My tip: ask for Â£5 from every attendee and then donate the entire proceedings to your fav charity. That way someone in need can benefit from what already sounds like a day of extravagence, excess and largesse. Your Karma will appreciate that.


----------



## wicked (Jan 25, 2007)

A Scottish castle wedding sounds absolutely fantastic.... 

How about a pre arranged and rehearsed dance routine at the reception, someone did something similiar recently on youtube. I think they did dirty dancing, just the bride and groom or I've seen a bigger group thing doing the "Thriller" video dance. With a bit of practise and effort beforehand, it looks really cool. Obviously to be kept as a surprise from most of the guests


----------



## thehornster (Apr 29, 2005)

wicked said:


> A Scottish castle wedding sounds absolutely fantastic....
> 
> How about a pre arranged and rehearsed dance routine at the reception, someone did something similiar recently on youtube. I think they did dirty dancing, just the bride and groom or I've seen a bigger group thing doing the "Thriller" video dance. With a bit of practise and effort beforehand, it looks really cool. Obviously to be kept as a surprise from most of the guests


Seen loads of those clips on you tube :lol:

I don't think many of my family or mates could quite manage it :? [smiley=cheers.gif] :wink:


----------



## thehornster (Apr 29, 2005)

garyc said:


> Get one of those funny blokes wearing a skirt to blow into a bag for you. :wink:
> 
> As already mentioned it may be the last blow you get for some time...


Having it done!!
Erm .....a bag piper playing that is :? :wink:


----------



## cuTTsy (Jan 31, 2003)

How about a casino we did this at our wedding went down very well (but I would say that)

The following is a link for Casino hire we didn't use these people just found this on a search

http://www.thegamingclub.co.uk/


----------



## thehornster (Apr 29, 2005)

cuTTsy said:


> How about a casino we did this at our wedding went down very well (but I would say that)
> 
> The following is a link for Casino hire we didn't use these people just found this on a search
> 
> http://www.thegamingclub.co.uk/


Thanks good suggestion.Not ehough people for the party in scotland,when we get back im having another party for around 250-300 guests.Ive just found someone local,i'll send them an email :wink:

Keep them coming peep's,every suggestion much appreciated :wink:

John


----------



## foojeek (Nov 22, 2004)

I'm getting married in 5 weeks and we're just having the kids. Mind you we do have a lot between us :lol: :lol: :lol:


----------



## thehornster (Apr 29, 2005)

* [Stated problem 1]
Rewrite the stretch of the wedding-ideas thread from "Thanks good suggestion.Not" through "(Nov 22, 2004)", changing "suggestion" to "idea".
* [Stated problem 2]
In the wedding-ideas thread, about how many guests does John expect at the party he plans to hold after returning from Scotland?

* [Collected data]

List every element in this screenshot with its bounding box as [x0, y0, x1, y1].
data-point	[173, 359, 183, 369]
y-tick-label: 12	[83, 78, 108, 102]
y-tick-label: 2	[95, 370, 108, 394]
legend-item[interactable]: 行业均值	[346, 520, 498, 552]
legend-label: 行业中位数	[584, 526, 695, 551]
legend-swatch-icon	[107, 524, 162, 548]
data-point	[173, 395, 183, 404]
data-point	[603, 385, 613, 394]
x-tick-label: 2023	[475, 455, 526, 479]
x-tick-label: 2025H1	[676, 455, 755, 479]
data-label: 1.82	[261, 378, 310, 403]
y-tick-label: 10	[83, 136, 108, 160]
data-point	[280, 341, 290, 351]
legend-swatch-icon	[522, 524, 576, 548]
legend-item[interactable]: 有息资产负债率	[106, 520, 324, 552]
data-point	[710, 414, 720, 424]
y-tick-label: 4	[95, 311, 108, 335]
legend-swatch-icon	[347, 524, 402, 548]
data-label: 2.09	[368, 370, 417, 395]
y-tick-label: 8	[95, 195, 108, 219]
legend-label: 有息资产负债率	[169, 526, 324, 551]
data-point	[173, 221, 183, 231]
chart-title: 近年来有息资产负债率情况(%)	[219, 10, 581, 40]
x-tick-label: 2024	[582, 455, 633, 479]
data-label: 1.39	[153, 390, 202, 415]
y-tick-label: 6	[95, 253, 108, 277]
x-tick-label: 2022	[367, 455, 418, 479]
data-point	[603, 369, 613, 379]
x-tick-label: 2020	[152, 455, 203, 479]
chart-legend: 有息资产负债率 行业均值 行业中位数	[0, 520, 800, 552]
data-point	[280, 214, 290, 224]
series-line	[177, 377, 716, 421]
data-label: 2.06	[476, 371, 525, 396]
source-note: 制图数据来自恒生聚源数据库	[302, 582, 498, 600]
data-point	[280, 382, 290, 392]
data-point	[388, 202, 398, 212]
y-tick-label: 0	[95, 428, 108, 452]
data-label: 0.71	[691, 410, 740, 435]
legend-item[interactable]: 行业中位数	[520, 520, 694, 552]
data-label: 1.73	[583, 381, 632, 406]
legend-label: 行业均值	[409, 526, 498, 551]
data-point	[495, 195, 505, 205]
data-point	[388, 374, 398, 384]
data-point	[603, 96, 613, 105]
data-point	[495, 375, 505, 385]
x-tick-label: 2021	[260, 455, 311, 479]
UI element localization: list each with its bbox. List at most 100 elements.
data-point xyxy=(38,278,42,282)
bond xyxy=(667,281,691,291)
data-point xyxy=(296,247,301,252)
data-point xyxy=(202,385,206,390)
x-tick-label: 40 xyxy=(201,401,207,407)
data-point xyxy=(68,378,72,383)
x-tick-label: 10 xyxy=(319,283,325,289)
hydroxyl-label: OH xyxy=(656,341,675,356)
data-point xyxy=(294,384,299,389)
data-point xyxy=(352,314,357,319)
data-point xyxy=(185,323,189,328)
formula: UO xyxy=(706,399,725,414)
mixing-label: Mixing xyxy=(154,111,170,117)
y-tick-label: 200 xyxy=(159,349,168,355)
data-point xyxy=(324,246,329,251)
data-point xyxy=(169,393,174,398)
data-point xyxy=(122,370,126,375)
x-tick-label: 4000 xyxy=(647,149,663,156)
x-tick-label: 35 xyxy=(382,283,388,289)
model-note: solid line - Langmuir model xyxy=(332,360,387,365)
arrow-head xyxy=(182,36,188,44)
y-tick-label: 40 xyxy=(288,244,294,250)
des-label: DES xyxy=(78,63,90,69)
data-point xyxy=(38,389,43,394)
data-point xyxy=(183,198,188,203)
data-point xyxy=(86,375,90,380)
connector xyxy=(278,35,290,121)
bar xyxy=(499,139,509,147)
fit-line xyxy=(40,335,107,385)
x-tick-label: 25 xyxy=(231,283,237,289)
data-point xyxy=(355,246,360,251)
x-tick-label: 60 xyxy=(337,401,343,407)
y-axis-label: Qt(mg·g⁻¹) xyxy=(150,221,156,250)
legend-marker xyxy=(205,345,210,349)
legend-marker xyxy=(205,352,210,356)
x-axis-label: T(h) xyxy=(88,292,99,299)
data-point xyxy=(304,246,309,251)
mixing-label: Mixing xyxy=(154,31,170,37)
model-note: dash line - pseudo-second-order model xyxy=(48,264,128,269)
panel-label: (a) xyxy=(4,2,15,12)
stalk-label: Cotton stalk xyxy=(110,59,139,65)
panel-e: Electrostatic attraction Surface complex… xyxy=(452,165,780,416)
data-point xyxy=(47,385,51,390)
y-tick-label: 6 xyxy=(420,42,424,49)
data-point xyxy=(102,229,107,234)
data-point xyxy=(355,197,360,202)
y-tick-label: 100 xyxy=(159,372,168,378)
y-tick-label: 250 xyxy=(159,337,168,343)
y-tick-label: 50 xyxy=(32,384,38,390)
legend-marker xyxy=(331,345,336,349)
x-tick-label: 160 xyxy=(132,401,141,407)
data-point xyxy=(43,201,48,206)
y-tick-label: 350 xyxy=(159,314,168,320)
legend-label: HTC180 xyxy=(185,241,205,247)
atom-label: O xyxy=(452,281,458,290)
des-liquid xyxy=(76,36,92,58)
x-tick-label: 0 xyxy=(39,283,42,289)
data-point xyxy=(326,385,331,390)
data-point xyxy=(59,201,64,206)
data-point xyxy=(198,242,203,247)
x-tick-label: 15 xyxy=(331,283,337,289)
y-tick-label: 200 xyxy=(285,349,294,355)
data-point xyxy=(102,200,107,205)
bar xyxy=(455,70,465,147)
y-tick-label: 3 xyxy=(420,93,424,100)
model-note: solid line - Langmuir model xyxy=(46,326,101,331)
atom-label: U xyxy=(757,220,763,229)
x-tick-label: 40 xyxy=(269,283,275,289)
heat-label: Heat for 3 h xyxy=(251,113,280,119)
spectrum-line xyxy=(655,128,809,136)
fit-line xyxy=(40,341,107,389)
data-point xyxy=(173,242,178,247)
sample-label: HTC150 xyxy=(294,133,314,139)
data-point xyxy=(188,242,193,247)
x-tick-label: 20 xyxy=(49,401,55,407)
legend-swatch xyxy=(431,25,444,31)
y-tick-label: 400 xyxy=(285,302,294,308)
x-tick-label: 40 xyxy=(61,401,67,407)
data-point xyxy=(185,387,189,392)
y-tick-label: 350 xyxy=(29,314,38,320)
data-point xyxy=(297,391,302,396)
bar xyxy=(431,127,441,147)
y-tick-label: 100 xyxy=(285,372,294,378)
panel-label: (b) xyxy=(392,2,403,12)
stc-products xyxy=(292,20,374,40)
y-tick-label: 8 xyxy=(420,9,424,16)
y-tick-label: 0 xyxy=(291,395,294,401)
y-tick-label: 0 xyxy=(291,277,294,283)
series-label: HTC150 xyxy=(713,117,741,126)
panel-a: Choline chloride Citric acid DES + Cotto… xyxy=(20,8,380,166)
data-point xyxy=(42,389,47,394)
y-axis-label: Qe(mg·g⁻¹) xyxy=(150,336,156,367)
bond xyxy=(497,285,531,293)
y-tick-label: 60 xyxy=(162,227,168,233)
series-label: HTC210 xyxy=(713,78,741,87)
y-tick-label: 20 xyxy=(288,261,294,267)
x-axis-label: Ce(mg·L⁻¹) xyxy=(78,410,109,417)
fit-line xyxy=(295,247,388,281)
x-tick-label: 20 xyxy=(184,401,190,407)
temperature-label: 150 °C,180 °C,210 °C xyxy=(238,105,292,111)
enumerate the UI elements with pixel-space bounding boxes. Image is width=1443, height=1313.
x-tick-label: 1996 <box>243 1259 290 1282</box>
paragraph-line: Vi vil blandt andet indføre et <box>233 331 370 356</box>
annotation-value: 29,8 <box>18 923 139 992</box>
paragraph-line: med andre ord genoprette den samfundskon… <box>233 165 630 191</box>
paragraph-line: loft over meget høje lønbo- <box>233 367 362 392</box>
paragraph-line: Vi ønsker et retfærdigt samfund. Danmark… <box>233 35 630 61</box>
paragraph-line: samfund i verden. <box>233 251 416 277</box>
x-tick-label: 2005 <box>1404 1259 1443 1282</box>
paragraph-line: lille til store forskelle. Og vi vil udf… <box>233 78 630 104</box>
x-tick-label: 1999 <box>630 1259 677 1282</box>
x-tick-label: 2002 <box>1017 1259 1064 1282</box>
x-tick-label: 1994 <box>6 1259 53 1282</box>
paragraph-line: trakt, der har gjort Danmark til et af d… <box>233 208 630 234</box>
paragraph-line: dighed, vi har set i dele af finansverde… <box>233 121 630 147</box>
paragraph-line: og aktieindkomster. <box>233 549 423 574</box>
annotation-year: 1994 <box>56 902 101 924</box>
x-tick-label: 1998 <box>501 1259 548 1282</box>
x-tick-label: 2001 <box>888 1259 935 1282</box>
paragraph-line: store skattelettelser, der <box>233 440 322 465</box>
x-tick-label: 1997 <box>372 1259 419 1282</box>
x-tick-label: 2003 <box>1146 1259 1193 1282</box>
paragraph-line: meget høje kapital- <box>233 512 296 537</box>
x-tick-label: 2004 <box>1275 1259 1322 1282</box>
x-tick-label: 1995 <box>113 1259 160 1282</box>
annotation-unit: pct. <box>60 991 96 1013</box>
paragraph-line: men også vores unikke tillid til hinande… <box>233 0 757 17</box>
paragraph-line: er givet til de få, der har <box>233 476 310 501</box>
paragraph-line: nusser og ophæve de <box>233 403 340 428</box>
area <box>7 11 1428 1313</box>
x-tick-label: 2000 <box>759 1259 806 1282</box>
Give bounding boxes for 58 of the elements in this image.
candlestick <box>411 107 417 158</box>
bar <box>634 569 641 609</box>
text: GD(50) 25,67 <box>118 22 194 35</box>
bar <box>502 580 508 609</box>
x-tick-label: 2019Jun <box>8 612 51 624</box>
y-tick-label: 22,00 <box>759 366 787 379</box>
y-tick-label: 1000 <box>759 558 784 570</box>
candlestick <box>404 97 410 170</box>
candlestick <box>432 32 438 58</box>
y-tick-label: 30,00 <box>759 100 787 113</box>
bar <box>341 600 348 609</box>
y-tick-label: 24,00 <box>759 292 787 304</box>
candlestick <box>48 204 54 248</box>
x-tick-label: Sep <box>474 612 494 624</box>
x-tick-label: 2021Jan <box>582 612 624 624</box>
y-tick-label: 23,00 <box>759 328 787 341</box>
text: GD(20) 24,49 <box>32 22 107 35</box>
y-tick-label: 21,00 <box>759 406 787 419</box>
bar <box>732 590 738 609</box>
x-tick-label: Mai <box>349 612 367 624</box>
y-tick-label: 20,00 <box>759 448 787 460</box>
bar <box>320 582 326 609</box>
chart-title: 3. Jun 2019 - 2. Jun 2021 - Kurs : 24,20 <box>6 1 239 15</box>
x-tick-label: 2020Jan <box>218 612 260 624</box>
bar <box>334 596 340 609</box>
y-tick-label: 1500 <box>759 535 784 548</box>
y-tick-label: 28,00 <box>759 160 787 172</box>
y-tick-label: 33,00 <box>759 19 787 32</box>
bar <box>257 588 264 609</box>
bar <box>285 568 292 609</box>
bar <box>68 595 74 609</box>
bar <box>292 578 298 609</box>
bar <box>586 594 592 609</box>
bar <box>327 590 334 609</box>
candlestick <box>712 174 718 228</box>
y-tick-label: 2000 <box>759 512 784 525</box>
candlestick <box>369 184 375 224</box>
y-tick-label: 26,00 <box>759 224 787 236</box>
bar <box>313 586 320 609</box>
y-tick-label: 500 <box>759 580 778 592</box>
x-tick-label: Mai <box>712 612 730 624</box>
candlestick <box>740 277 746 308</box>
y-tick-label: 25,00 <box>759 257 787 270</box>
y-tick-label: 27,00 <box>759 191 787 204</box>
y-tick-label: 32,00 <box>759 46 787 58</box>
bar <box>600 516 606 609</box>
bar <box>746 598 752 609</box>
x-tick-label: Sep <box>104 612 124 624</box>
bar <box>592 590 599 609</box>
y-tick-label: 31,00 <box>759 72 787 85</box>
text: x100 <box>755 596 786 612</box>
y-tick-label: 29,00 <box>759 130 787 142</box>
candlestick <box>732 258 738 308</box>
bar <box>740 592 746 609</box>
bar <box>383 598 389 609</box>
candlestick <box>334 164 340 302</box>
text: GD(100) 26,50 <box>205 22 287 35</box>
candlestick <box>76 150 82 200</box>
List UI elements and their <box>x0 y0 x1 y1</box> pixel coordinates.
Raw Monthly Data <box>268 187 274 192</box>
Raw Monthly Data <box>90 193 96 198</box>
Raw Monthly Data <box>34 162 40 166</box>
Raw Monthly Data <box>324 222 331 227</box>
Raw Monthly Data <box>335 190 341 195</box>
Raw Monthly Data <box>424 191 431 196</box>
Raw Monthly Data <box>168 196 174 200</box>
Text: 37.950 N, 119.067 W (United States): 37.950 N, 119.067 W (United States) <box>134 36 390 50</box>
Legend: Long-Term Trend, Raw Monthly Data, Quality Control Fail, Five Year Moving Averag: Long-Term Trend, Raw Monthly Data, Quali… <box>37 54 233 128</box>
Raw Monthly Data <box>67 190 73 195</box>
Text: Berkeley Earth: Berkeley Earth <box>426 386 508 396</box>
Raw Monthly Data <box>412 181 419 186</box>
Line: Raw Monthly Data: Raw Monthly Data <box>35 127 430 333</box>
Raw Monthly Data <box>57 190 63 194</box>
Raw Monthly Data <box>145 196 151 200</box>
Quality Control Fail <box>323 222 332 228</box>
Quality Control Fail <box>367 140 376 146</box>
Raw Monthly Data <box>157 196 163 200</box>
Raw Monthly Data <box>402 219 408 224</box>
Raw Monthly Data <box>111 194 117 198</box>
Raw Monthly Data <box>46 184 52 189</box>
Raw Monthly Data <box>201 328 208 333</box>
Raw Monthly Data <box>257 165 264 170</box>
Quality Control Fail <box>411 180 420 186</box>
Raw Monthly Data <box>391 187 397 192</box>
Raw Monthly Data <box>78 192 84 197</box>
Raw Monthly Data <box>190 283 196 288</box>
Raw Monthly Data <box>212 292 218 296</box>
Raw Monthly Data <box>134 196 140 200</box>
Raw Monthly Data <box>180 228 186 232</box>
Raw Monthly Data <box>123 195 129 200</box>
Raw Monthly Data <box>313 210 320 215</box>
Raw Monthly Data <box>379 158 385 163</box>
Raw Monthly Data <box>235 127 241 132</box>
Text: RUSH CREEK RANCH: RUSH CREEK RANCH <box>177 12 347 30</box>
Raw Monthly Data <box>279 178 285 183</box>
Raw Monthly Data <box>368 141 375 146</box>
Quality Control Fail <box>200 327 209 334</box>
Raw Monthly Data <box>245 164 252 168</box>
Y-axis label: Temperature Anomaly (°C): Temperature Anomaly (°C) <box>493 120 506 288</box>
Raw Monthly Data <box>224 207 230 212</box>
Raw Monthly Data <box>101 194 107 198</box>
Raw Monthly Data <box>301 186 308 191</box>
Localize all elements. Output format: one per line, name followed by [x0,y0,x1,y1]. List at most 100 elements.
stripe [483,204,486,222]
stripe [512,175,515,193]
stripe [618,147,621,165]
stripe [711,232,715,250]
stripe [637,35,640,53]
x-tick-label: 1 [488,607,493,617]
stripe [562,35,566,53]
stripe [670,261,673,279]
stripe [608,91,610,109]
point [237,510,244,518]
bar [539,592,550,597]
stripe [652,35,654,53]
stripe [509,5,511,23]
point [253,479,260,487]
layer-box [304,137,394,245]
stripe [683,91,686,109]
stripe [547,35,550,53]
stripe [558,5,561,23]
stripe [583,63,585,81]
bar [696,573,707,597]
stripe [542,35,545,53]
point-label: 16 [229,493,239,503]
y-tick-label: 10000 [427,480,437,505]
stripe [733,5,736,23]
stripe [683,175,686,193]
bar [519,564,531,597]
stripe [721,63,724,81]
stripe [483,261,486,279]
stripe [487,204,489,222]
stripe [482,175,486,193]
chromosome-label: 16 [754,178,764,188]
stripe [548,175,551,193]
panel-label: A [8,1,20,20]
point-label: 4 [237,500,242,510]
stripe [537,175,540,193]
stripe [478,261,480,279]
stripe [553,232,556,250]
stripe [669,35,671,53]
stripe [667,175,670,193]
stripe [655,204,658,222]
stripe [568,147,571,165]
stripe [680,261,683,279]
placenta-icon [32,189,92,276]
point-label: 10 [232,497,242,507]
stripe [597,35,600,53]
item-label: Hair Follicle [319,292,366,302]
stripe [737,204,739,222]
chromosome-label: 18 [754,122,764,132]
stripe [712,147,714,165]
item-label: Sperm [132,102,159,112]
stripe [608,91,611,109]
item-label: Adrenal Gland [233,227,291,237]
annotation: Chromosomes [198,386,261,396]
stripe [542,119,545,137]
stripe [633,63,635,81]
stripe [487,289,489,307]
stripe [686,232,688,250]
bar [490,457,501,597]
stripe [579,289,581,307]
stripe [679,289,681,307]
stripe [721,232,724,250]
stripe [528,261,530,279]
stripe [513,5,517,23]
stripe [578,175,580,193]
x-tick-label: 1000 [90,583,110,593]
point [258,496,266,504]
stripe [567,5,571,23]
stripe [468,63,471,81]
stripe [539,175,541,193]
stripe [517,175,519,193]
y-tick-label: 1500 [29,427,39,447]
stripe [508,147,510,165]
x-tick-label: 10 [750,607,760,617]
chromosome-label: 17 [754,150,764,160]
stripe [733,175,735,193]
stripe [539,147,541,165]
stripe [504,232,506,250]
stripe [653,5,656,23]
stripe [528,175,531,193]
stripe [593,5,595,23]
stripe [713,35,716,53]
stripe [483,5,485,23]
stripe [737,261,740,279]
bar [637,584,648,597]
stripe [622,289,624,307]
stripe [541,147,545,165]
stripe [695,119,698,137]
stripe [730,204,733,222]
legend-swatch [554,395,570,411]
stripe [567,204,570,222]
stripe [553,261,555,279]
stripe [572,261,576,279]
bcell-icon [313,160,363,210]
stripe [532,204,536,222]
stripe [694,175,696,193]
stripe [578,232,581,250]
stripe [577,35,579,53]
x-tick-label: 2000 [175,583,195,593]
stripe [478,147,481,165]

* [Response 1]
Thanks good idea.Not ehough people for the party in scotland,when we get back im having another party for around 250-300 guests.Ive just found someone local,i'll send them an email :wink:

Keep them coming peep's,every idea much appreciated :wink:

John


----------



## foojeek (Nov 22, 2004)

* [Response 2]
Around 250-300 guests.